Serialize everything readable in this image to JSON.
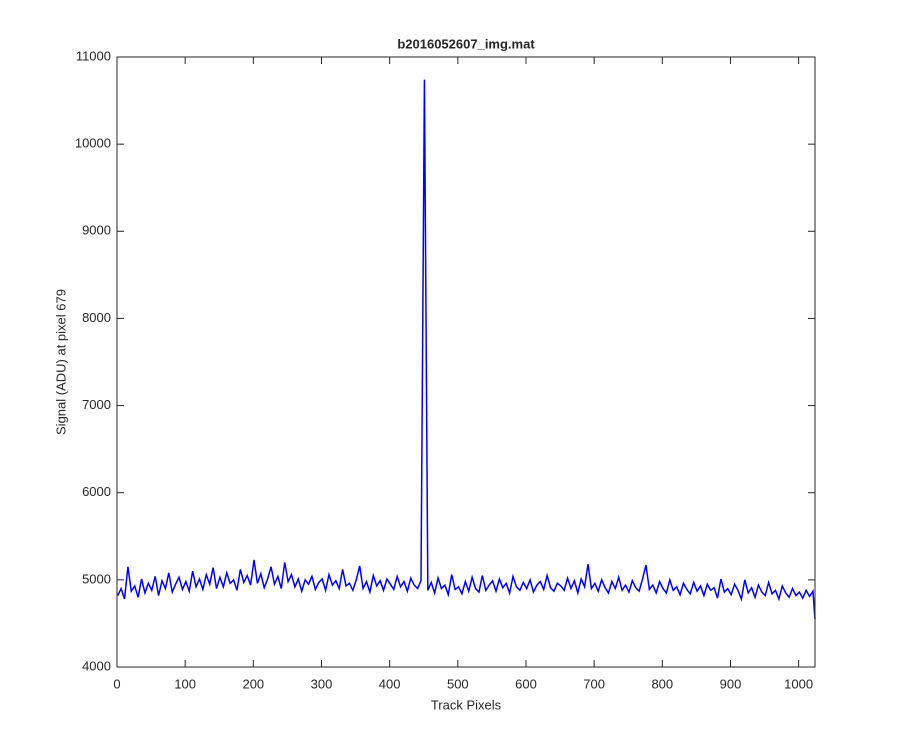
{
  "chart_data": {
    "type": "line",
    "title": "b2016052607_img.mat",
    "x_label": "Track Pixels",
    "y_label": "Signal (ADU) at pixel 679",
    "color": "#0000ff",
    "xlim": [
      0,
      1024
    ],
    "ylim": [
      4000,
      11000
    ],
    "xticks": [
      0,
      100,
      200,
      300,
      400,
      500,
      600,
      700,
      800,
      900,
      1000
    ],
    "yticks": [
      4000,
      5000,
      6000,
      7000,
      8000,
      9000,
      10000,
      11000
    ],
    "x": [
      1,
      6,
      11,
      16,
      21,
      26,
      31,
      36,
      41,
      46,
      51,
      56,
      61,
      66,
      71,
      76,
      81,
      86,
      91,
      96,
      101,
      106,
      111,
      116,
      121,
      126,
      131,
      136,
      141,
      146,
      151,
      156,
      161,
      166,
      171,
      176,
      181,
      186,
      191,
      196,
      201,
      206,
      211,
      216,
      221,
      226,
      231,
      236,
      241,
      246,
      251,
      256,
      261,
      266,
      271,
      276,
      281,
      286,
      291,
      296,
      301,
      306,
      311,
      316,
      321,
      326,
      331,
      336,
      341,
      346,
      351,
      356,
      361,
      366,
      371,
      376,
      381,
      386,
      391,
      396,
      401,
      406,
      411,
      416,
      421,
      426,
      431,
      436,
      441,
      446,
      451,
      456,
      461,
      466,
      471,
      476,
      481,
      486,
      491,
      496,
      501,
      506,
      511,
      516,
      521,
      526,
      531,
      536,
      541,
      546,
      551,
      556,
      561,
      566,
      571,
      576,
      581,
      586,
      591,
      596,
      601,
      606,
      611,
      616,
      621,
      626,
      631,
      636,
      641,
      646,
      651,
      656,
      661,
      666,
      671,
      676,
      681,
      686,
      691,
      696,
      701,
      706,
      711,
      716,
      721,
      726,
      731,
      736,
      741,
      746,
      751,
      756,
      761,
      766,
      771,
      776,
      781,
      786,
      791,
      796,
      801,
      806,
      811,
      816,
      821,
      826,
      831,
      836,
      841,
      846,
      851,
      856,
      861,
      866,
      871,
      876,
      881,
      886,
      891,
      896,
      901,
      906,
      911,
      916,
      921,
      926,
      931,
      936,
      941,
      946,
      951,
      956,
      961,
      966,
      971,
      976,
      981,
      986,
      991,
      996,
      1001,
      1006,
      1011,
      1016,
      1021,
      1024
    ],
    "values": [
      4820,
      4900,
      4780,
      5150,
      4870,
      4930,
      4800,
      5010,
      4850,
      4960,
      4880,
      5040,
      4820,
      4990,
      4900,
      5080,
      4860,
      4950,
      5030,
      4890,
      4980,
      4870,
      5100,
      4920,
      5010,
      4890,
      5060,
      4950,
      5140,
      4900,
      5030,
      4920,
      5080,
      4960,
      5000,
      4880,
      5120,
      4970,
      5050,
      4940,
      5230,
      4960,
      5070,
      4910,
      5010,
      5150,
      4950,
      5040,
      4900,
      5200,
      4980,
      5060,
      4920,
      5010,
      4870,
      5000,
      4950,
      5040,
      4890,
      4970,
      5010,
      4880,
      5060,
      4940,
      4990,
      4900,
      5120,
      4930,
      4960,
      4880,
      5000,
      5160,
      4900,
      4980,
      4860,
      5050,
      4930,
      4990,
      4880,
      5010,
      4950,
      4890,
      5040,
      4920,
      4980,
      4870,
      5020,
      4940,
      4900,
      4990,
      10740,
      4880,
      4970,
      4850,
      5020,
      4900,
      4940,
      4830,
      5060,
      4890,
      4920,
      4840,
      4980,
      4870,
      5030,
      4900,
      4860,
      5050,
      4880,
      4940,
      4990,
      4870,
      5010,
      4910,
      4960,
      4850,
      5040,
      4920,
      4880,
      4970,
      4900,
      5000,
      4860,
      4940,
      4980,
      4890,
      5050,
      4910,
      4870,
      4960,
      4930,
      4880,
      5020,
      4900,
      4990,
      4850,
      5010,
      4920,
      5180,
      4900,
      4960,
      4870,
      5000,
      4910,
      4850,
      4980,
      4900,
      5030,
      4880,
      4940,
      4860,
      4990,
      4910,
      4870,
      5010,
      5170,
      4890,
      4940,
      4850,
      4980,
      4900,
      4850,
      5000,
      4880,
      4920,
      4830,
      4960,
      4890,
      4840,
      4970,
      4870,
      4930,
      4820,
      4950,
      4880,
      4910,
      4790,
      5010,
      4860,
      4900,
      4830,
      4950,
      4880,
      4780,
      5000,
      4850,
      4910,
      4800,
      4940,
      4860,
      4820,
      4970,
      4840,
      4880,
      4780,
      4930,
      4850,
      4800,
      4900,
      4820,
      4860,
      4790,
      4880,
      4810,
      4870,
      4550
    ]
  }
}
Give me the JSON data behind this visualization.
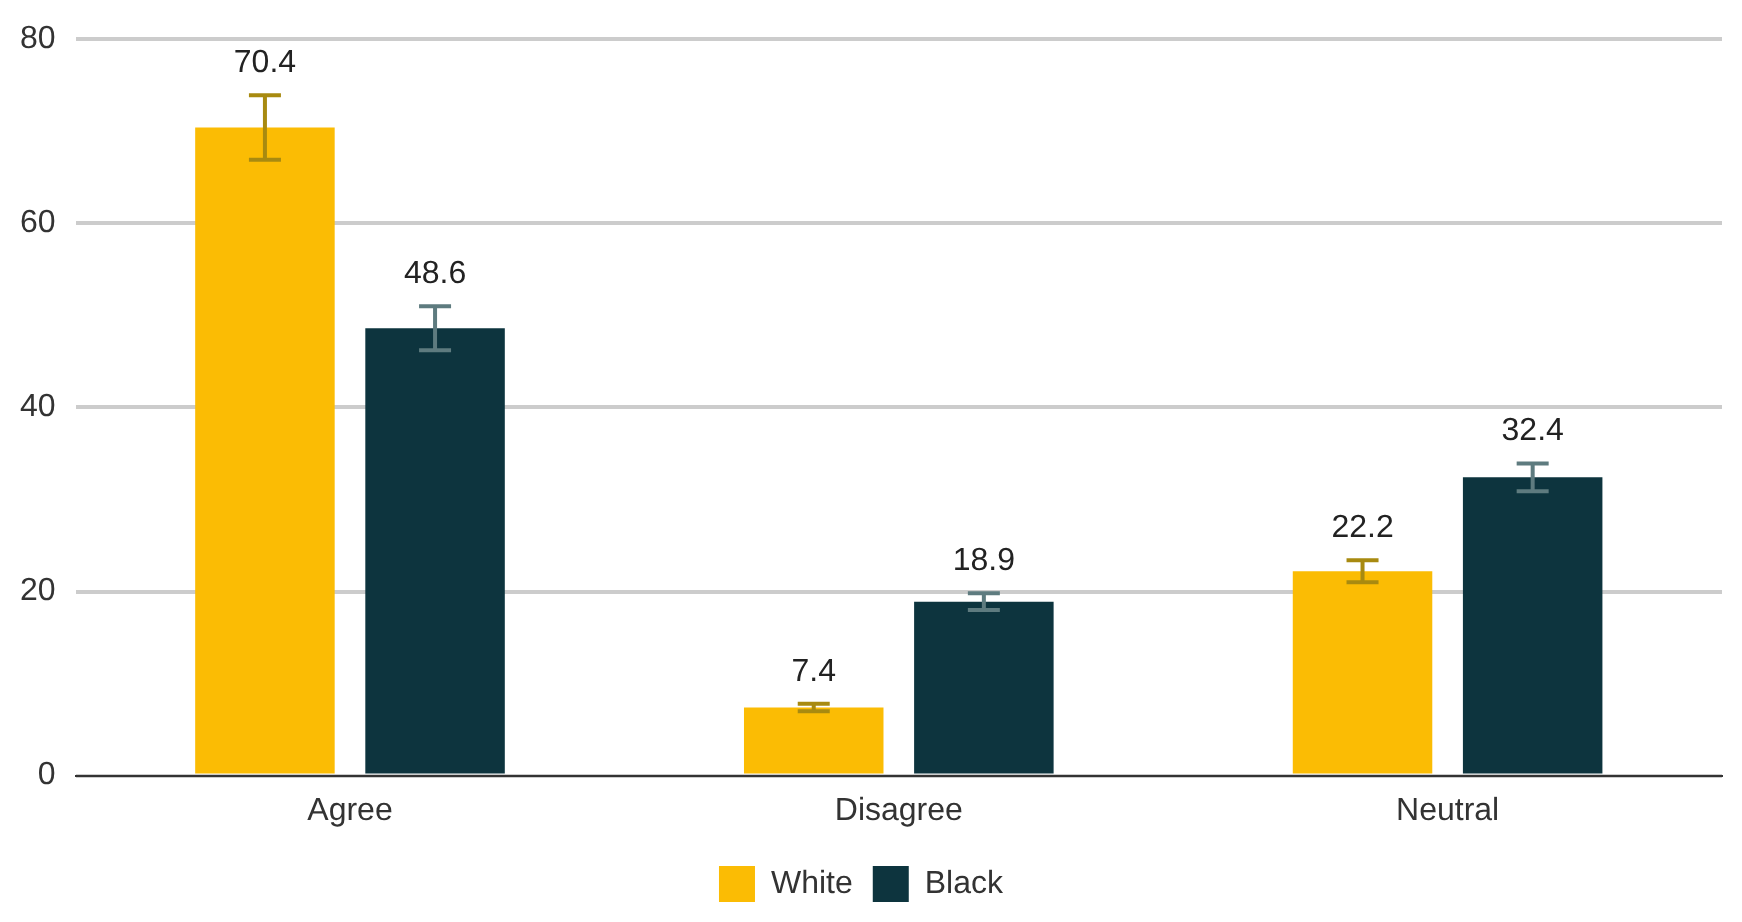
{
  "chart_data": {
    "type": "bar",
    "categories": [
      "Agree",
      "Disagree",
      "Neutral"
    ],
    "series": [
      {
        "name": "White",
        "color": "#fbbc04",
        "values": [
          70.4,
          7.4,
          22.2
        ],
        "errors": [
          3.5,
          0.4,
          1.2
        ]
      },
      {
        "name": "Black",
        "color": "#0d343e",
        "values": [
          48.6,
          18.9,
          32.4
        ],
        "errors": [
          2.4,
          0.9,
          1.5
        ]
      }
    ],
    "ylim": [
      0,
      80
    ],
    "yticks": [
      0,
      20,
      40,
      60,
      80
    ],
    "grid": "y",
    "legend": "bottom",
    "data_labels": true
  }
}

****

§ STATED TASK
Copy out all the data without changing anything, and drop the pictures.

§ RESULT OF THE TASK
Serialize everything readable in this image to JSON.
{
  "chart_data": {
    "type": "line",
    "title": "b2016052607_img.mat",
    "x_label": "Track Pixels",
    "y_label": "Signal (ADU) at pixel 679",
    "color": "#0000ff",
    "xlim": [
      0,
      1024
    ],
    "ylim": [
      4000,
      11000
    ],
    "xticks": [
      0,
      100,
      200,
      300,
      400,
      500,
      600,
      700,
      800,
      900,
      1000
    ],
    "yticks": [
      4000,
      5000,
      6000,
      7000,
      8000,
      9000,
      10000,
      11000
    ],
    "x": [
      1,
      6,
      11,
      16,
      21,
      26,
      31,
      36,
      41,
      46,
      51,
      56,
      61,
      66,
      71,
      76,
      81,
      86,
      91,
      96,
      101,
      106,
      111,
      116,
      121,
      126,
      131,
      136,
      141,
      146,
      151,
      156,
      161,
      166,
      171,
      176,
      181,
      186,
      191,
      196,
      201,
      206,
      211,
      216,
      221,
      226,
      231,
      236,
      241,
      246,
      251,
      256,
      261,
      266,
      271,
      276,
      281,
      286,
      291,
      296,
      301,
      306,
      311,
      316,
      321,
      326,
      331,
      336,
      341,
      346,
      351,
      356,
      361,
      366,
      371,
      376,
      381,
      386,
      391,
      396,
      401,
      406,
      411,
      416,
      421,
      426,
      431,
      436,
      441,
      446,
      451,
      456,
      461,
      466,
      471,
      476,
      481,
      486,
      491,
      496,
      501,
      506,
      511,
      516,
      521,
      526,
      531,
      536,
      541,
      546,
      551,
      556,
      561,
      566,
      571,
      576,
      581,
      586,
      591,
      596,
      601,
      606,
      611,
      616,
      621,
      626,
      631,
      636,
      641,
      646,
      651,
      656,
      661,
      666,
      671,
      676,
      681,
      686,
      691,
      696,
      701,
      706,
      711,
      716,
      721,
      726,
      731,
      736,
      741,
      746,
      751,
      756,
      761,
      766,
      771,
      776,
      781,
      786,
      791,
      796,
      801,
      806,
      811,
      816,
      821,
      826,
      831,
      836,
      841,
      846,
      851,
      856,
      861,
      866,
      871,
      876,
      881,
      886,
      891,
      896,
      901,
      906,
      911,
      916,
      921,
      926,
      931,
      936,
      941,
      946,
      951,
      956,
      961,
      966,
      971,
      976,
      981,
      986,
      991,
      996,
      1001,
      1006,
      1011,
      1016,
      1021,
      1024
    ],
    "values": [
      4820,
      4900,
      4780,
      5150,
      4870,
      4930,
      4800,
      5010,
      4850,
      4960,
      4880,
      5040,
      4820,
      4990,
      4900,
      5080,
      4860,
      4950,
      5030,
      4890,
      4980,
      4870,
      5100,
      4920,
      5010,
      4890,
      5060,
      4950,
      5140,
      4900,
      5030,
      4920,
      5080,
      4960,
      5000,
      4880,
      5120,
      4970,
      5050,
      4940,
      5230,
      4960,
      5070,
      4910,
      5010,
      5150,
      4950,
      5040,
      4900,
      5200,
      4980,
      5060,
      4920,
      5010,
      4870,
      5000,
      4950,
      5040,
      4890,
      4970,
      5010,
      4880,
      5060,
      4940,
      4990,
      4900,
      5120,
      4930,
      4960,
      4880,
      5000,
      5160,
      4900,
      4980,
      4860,
      5050,
      4930,
      4990,
      4880,
      5010,
      4950,
      4890,
      5040,
      4920,
      4980,
      4870,
      5020,
      4940,
      4900,
      4990,
      10740,
      4880,
      4970,
      4850,
      5020,
      4900,
      4940,
      4830,
      5060,
      4890,
      4920,
      4840,
      4980,
      4870,
      5030,
      4900,
      4860,
      5050,
      4880,
      4940,
      4990,
      4870,
      5010,
      4910,
      4960,
      4850,
      5040,
      4920,
      4880,
      4970,
      4900,
      5000,
      4860,
      4940,
      4980,
      4890,
      5050,
      4910,
      4870,
      4960,
      4930,
      4880,
      5020,
      4900,
      4990,
      4850,
      5010,
      4920,
      5180,
      4900,
      4960,
      4870,
      5000,
      4910,
      4850,
      4980,
      4900,
      5030,
      4880,
      4940,
      4860,
      4990,
      4910,
      4870,
      5010,
      5170,
      4890,
      4940,
      4850,
      4980,
      4900,
      4850,
      5000,
      4880,
      4920,
      4830,
      4960,
      4890,
      4840,
      4970,
      4870,
      4930,
      4820,
      4950,
      4880,
      4910,
      4790,
      5010,
      4860,
      4900,
      4830,
      4950,
      4880,
      4780,
      5000,
      4850,
      4910,
      4800,
      4940,
      4860,
      4820,
      4970,
      4840,
      4880,
      4780,
      4930,
      4850,
      4800,
      4900,
      4820,
      4860,
      4790,
      4880,
      4810,
      4870,
      4550
    ]
  }
}
Give me the JSON data behind this visualization.
{
  "chart_data": {
    "type": "bar",
    "categories": [
      "Agree",
      "Disagree",
      "Neutral"
    ],
    "series": [
      {
        "name": "White",
        "color": "#fbbc04",
        "values": [
          70.4,
          7.4,
          22.2
        ],
        "errors": [
          3.5,
          0.4,
          1.2
        ]
      },
      {
        "name": "Black",
        "color": "#0d343e",
        "values": [
          48.6,
          18.9,
          32.4
        ],
        "errors": [
          2.4,
          0.9,
          1.5
        ]
      }
    ],
    "ylim": [
      0,
      80
    ],
    "yticks": [
      0,
      20,
      40,
      60,
      80
    ],
    "grid": "y",
    "legend": "bottom",
    "data_labels": true
  }
}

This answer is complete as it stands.